- [Description of the task]
Transcribe each line of the material as it is, and drop any picture.

=== The records ===

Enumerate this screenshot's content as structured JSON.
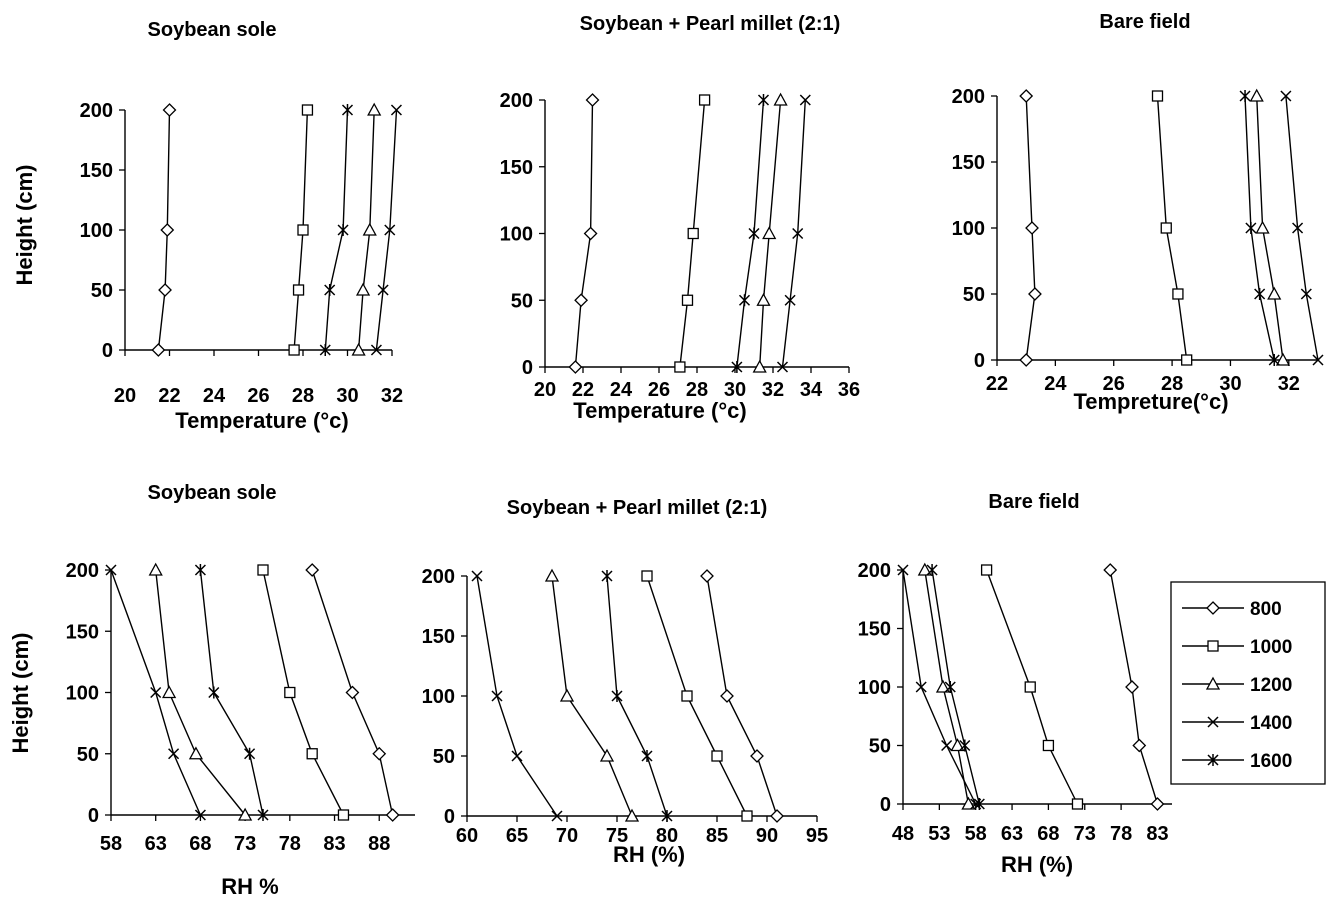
{
  "chart_data": [
    {
      "type": "line",
      "title": "Soybean sole",
      "xlabel": "Temperature (°c)",
      "ylabel": "Height (cm)",
      "xlim": [
        20,
        32
      ],
      "ylim": [
        0,
        200
      ],
      "xticks": [
        "20",
        "22",
        "24",
        "26",
        "28",
        "30",
        "32"
      ],
      "yticks": [
        "0",
        "50",
        "100",
        "150",
        "200"
      ],
      "y": [
        0,
        50,
        100,
        200
      ],
      "series": [
        {
          "name": "800",
          "marker": "diamond",
          "x": [
            21.5,
            21.8,
            21.9,
            22.0
          ]
        },
        {
          "name": "1000",
          "marker": "square",
          "x": [
            27.6,
            27.8,
            28.0,
            28.2
          ]
        },
        {
          "name": "1200",
          "marker": "triangle",
          "x": [
            30.5,
            30.7,
            31.0,
            31.2
          ]
        },
        {
          "name": "1400",
          "marker": "x",
          "x": [
            31.3,
            31.6,
            31.9,
            32.2
          ]
        },
        {
          "name": "1600",
          "marker": "star",
          "x": [
            29.0,
            29.2,
            29.8,
            30.0
          ]
        }
      ]
    },
    {
      "type": "line",
      "title": "Soybean + Pearl millet (2:1)",
      "xlabel": "Temperature (°c)",
      "ylabel": "",
      "xlim": [
        20,
        36
      ],
      "ylim": [
        0,
        200
      ],
      "xticks": [
        "20",
        "22",
        "24",
        "26",
        "28",
        "30",
        "32",
        "34",
        "36"
      ],
      "yticks": [
        "0",
        "50",
        "100",
        "150",
        "200"
      ],
      "y": [
        0,
        50,
        100,
        200
      ],
      "series": [
        {
          "name": "800",
          "marker": "diamond",
          "x": [
            21.6,
            21.9,
            22.4,
            22.5
          ]
        },
        {
          "name": "1000",
          "marker": "square",
          "x": [
            27.1,
            27.5,
            27.8,
            28.4
          ]
        },
        {
          "name": "1200",
          "marker": "triangle",
          "x": [
            31.3,
            31.5,
            31.8,
            32.4
          ]
        },
        {
          "name": "1400",
          "marker": "x",
          "x": [
            32.5,
            32.9,
            33.3,
            33.7
          ]
        },
        {
          "name": "1600",
          "marker": "star",
          "x": [
            30.1,
            30.5,
            31.0,
            31.5
          ]
        }
      ]
    },
    {
      "type": "line",
      "title": "Bare field",
      "xlabel": "Tempreture(°c)",
      "ylabel": "",
      "xlim": [
        22,
        33
      ],
      "ylim": [
        0,
        200
      ],
      "xticks": [
        "22",
        "24",
        "26",
        "28",
        "30",
        "32"
      ],
      "yticks": [
        "0",
        "50",
        "100",
        "150",
        "200"
      ],
      "y": [
        0,
        50,
        100,
        200
      ],
      "series": [
        {
          "name": "800",
          "marker": "diamond",
          "x": [
            23.0,
            23.3,
            23.2,
            23.0
          ]
        },
        {
          "name": "1000",
          "marker": "square",
          "x": [
            28.5,
            28.2,
            27.8,
            27.5
          ]
        },
        {
          "name": "1200",
          "marker": "triangle",
          "x": [
            31.8,
            31.5,
            31.1,
            30.9
          ]
        },
        {
          "name": "1400",
          "marker": "x",
          "x": [
            33.0,
            32.6,
            32.3,
            31.9
          ]
        },
        {
          "name": "1600",
          "marker": "star",
          "x": [
            31.5,
            31.0,
            30.7,
            30.5
          ]
        }
      ]
    },
    {
      "type": "line",
      "title": "Soybean sole",
      "xlabel": "RH %",
      "ylabel": "Height (cm)",
      "xlim": [
        58,
        92
      ],
      "ylim": [
        0,
        200
      ],
      "xticks": [
        "58",
        "63",
        "68",
        "73",
        "78",
        "83",
        "88"
      ],
      "yticks": [
        "0",
        "50",
        "100",
        "150",
        "200"
      ],
      "y": [
        0,
        50,
        100,
        200
      ],
      "series": [
        {
          "name": "800",
          "marker": "diamond",
          "x": [
            89.5,
            88.0,
            85.0,
            80.5
          ]
        },
        {
          "name": "1000",
          "marker": "square",
          "x": [
            84.0,
            80.5,
            78.0,
            75.0
          ]
        },
        {
          "name": "1200",
          "marker": "triangle",
          "x": [
            73.0,
            67.5,
            64.5,
            63.0
          ]
        },
        {
          "name": "1400",
          "marker": "x",
          "x": [
            68.0,
            65.0,
            63.0,
            58.0
          ]
        },
        {
          "name": "1600",
          "marker": "star",
          "x": [
            75.0,
            73.5,
            69.5,
            68.0
          ]
        }
      ]
    },
    {
      "type": "line",
      "title": "Soybean + Pearl millet (2:1)",
      "xlabel": "RH (%)",
      "ylabel": "",
      "xlim": [
        60,
        95
      ],
      "ylim": [
        0,
        200
      ],
      "xticks": [
        "60",
        "65",
        "70",
        "75",
        "80",
        "85",
        "90",
        "95"
      ],
      "yticks": [
        "0",
        "50",
        "100",
        "150",
        "200"
      ],
      "y": [
        0,
        50,
        100,
        200
      ],
      "series": [
        {
          "name": "800",
          "marker": "diamond",
          "x": [
            91.0,
            89.0,
            86.0,
            84.0
          ]
        },
        {
          "name": "1000",
          "marker": "square",
          "x": [
            88.0,
            85.0,
            82.0,
            78.0
          ]
        },
        {
          "name": "1200",
          "marker": "triangle",
          "x": [
            76.5,
            74.0,
            70.0,
            68.5
          ]
        },
        {
          "name": "1400",
          "marker": "x",
          "x": [
            69.0,
            65.0,
            63.0,
            61.0
          ]
        },
        {
          "name": "1600",
          "marker": "star",
          "x": [
            80.0,
            78.0,
            75.0,
            74.0
          ]
        }
      ]
    },
    {
      "type": "line",
      "title": "Bare field",
      "xlabel": "RH (%)",
      "ylabel": "",
      "xlim": [
        48,
        85
      ],
      "ylim": [
        0,
        200
      ],
      "xticks": [
        "48",
        "53",
        "58",
        "63",
        "68",
        "73",
        "78",
        "83"
      ],
      "yticks": [
        "0",
        "50",
        "100",
        "150",
        "200"
      ],
      "y": [
        0,
        50,
        100,
        200
      ],
      "series": [
        {
          "name": "800",
          "marker": "diamond",
          "x": [
            83.0,
            80.5,
            79.5,
            76.5
          ]
        },
        {
          "name": "1000",
          "marker": "square",
          "x": [
            72.0,
            68.0,
            65.5,
            59.5
          ]
        },
        {
          "name": "1200",
          "marker": "triangle",
          "x": [
            57.0,
            55.5,
            53.5,
            51.0
          ]
        },
        {
          "name": "1400",
          "marker": "x",
          "x": [
            58.0,
            54.0,
            50.5,
            48.0
          ]
        },
        {
          "name": "1600",
          "marker": "star",
          "x": [
            58.5,
            56.5,
            54.5,
            52.0
          ]
        }
      ],
      "legend": "right"
    }
  ],
  "legend": {
    "entries": [
      {
        "name": "800",
        "marker": "diamond"
      },
      {
        "name": "1000",
        "marker": "square"
      },
      {
        "name": "1200",
        "marker": "triangle"
      },
      {
        "name": "1400",
        "marker": "x"
      },
      {
        "name": "1600",
        "marker": "star"
      }
    ]
  }
}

===

- [Task result]
Enumerate this screenshot's content as structured JSON.
{
  "chart_data": [
    {
      "type": "line",
      "title": "Soybean sole",
      "xlabel": "Temperature (°c)",
      "ylabel": "Height (cm)",
      "xlim": [
        20,
        32
      ],
      "ylim": [
        0,
        200
      ],
      "xticks": [
        "20",
        "22",
        "24",
        "26",
        "28",
        "30",
        "32"
      ],
      "yticks": [
        "0",
        "50",
        "100",
        "150",
        "200"
      ],
      "y": [
        0,
        50,
        100,
        200
      ],
      "series": [
        {
          "name": "800",
          "marker": "diamond",
          "x": [
            21.5,
            21.8,
            21.9,
            22.0
          ]
        },
        {
          "name": "1000",
          "marker": "square",
          "x": [
            27.6,
            27.8,
            28.0,
            28.2
          ]
        },
        {
          "name": "1200",
          "marker": "triangle",
          "x": [
            30.5,
            30.7,
            31.0,
            31.2
          ]
        },
        {
          "name": "1400",
          "marker": "x",
          "x": [
            31.3,
            31.6,
            31.9,
            32.2
          ]
        },
        {
          "name": "1600",
          "marker": "star",
          "x": [
            29.0,
            29.2,
            29.8,
            30.0
          ]
        }
      ]
    },
    {
      "type": "line",
      "title": "Soybean + Pearl millet (2:1)",
      "xlabel": "Temperature (°c)",
      "ylabel": "",
      "xlim": [
        20,
        36
      ],
      "ylim": [
        0,
        200
      ],
      "xticks": [
        "20",
        "22",
        "24",
        "26",
        "28",
        "30",
        "32",
        "34",
        "36"
      ],
      "yticks": [
        "0",
        "50",
        "100",
        "150",
        "200"
      ],
      "y": [
        0,
        50,
        100,
        200
      ],
      "series": [
        {
          "name": "800",
          "marker": "diamond",
          "x": [
            21.6,
            21.9,
            22.4,
            22.5
          ]
        },
        {
          "name": "1000",
          "marker": "square",
          "x": [
            27.1,
            27.5,
            27.8,
            28.4
          ]
        },
        {
          "name": "1200",
          "marker": "triangle",
          "x": [
            31.3,
            31.5,
            31.8,
            32.4
          ]
        },
        {
          "name": "1400",
          "marker": "x",
          "x": [
            32.5,
            32.9,
            33.3,
            33.7
          ]
        },
        {
          "name": "1600",
          "marker": "star",
          "x": [
            30.1,
            30.5,
            31.0,
            31.5
          ]
        }
      ]
    },
    {
      "type": "line",
      "title": "Bare field",
      "xlabel": "Tempreture(°c)",
      "ylabel": "",
      "xlim": [
        22,
        33
      ],
      "ylim": [
        0,
        200
      ],
      "xticks": [
        "22",
        "24",
        "26",
        "28",
        "30",
        "32"
      ],
      "yticks": [
        "0",
        "50",
        "100",
        "150",
        "200"
      ],
      "y": [
        0,
        50,
        100,
        200
      ],
      "series": [
        {
          "name": "800",
          "marker": "diamond",
          "x": [
            23.0,
            23.3,
            23.2,
            23.0
          ]
        },
        {
          "name": "1000",
          "marker": "square",
          "x": [
            28.5,
            28.2,
            27.8,
            27.5
          ]
        },
        {
          "name": "1200",
          "marker": "triangle",
          "x": [
            31.8,
            31.5,
            31.1,
            30.9
          ]
        },
        {
          "name": "1400",
          "marker": "x",
          "x": [
            33.0,
            32.6,
            32.3,
            31.9
          ]
        },
        {
          "name": "1600",
          "marker": "star",
          "x": [
            31.5,
            31.0,
            30.7,
            30.5
          ]
        }
      ]
    },
    {
      "type": "line",
      "title": "Soybean sole",
      "xlabel": "RH %",
      "ylabel": "Height (cm)",
      "xlim": [
        58,
        92
      ],
      "ylim": [
        0,
        200
      ],
      "xticks": [
        "58",
        "63",
        "68",
        "73",
        "78",
        "83",
        "88"
      ],
      "yticks": [
        "0",
        "50",
        "100",
        "150",
        "200"
      ],
      "y": [
        0,
        50,
        100,
        200
      ],
      "series": [
        {
          "name": "800",
          "marker": "diamond",
          "x": [
            89.5,
            88.0,
            85.0,
            80.5
          ]
        },
        {
          "name": "1000",
          "marker": "square",
          "x": [
            84.0,
            80.5,
            78.0,
            75.0
          ]
        },
        {
          "name": "1200",
          "marker": "triangle",
          "x": [
            73.0,
            67.5,
            64.5,
            63.0
          ]
        },
        {
          "name": "1400",
          "marker": "x",
          "x": [
            68.0,
            65.0,
            63.0,
            58.0
          ]
        },
        {
          "name": "1600",
          "marker": "star",
          "x": [
            75.0,
            73.5,
            69.5,
            68.0
          ]
        }
      ]
    },
    {
      "type": "line",
      "title": "Soybean + Pearl millet (2:1)",
      "xlabel": "RH (%)",
      "ylabel": "",
      "xlim": [
        60,
        95
      ],
      "ylim": [
        0,
        200
      ],
      "xticks": [
        "60",
        "65",
        "70",
        "75",
        "80",
        "85",
        "90",
        "95"
      ],
      "yticks": [
        "0",
        "50",
        "100",
        "150",
        "200"
      ],
      "y": [
        0,
        50,
        100,
        200
      ],
      "series": [
        {
          "name": "800",
          "marker": "diamond",
          "x": [
            91.0,
            89.0,
            86.0,
            84.0
          ]
        },
        {
          "name": "1000",
          "marker": "square",
          "x": [
            88.0,
            85.0,
            82.0,
            78.0
          ]
        },
        {
          "name": "1200",
          "marker": "triangle",
          "x": [
            76.5,
            74.0,
            70.0,
            68.5
          ]
        },
        {
          "name": "1400",
          "marker": "x",
          "x": [
            69.0,
            65.0,
            63.0,
            61.0
          ]
        },
        {
          "name": "1600",
          "marker": "star",
          "x": [
            80.0,
            78.0,
            75.0,
            74.0
          ]
        }
      ]
    },
    {
      "type": "line",
      "title": "Bare field",
      "xlabel": "RH (%)",
      "ylabel": "",
      "xlim": [
        48,
        85
      ],
      "ylim": [
        0,
        200
      ],
      "xticks": [
        "48",
        "53",
        "58",
        "63",
        "68",
        "73",
        "78",
        "83"
      ],
      "yticks": [
        "0",
        "50",
        "100",
        "150",
        "200"
      ],
      "y": [
        0,
        50,
        100,
        200
      ],
      "series": [
        {
          "name": "800",
          "marker": "diamond",
          "x": [
            83.0,
            80.5,
            79.5,
            76.5
          ]
        },
        {
          "name": "1000",
          "marker": "square",
          "x": [
            72.0,
            68.0,
            65.5,
            59.5
          ]
        },
        {
          "name": "1200",
          "marker": "triangle",
          "x": [
            57.0,
            55.5,
            53.5,
            51.0
          ]
        },
        {
          "name": "1400",
          "marker": "x",
          "x": [
            58.0,
            54.0,
            50.5,
            48.0
          ]
        },
        {
          "name": "1600",
          "marker": "star",
          "x": [
            58.5,
            56.5,
            54.5,
            52.0
          ]
        }
      ],
      "legend": "right"
    }
  ],
  "legend": {
    "entries": [
      {
        "name": "800",
        "marker": "diamond"
      },
      {
        "name": "1000",
        "marker": "square"
      },
      {
        "name": "1200",
        "marker": "triangle"
      },
      {
        "name": "1400",
        "marker": "x"
      },
      {
        "name": "1600",
        "marker": "star"
      }
    ]
  }
}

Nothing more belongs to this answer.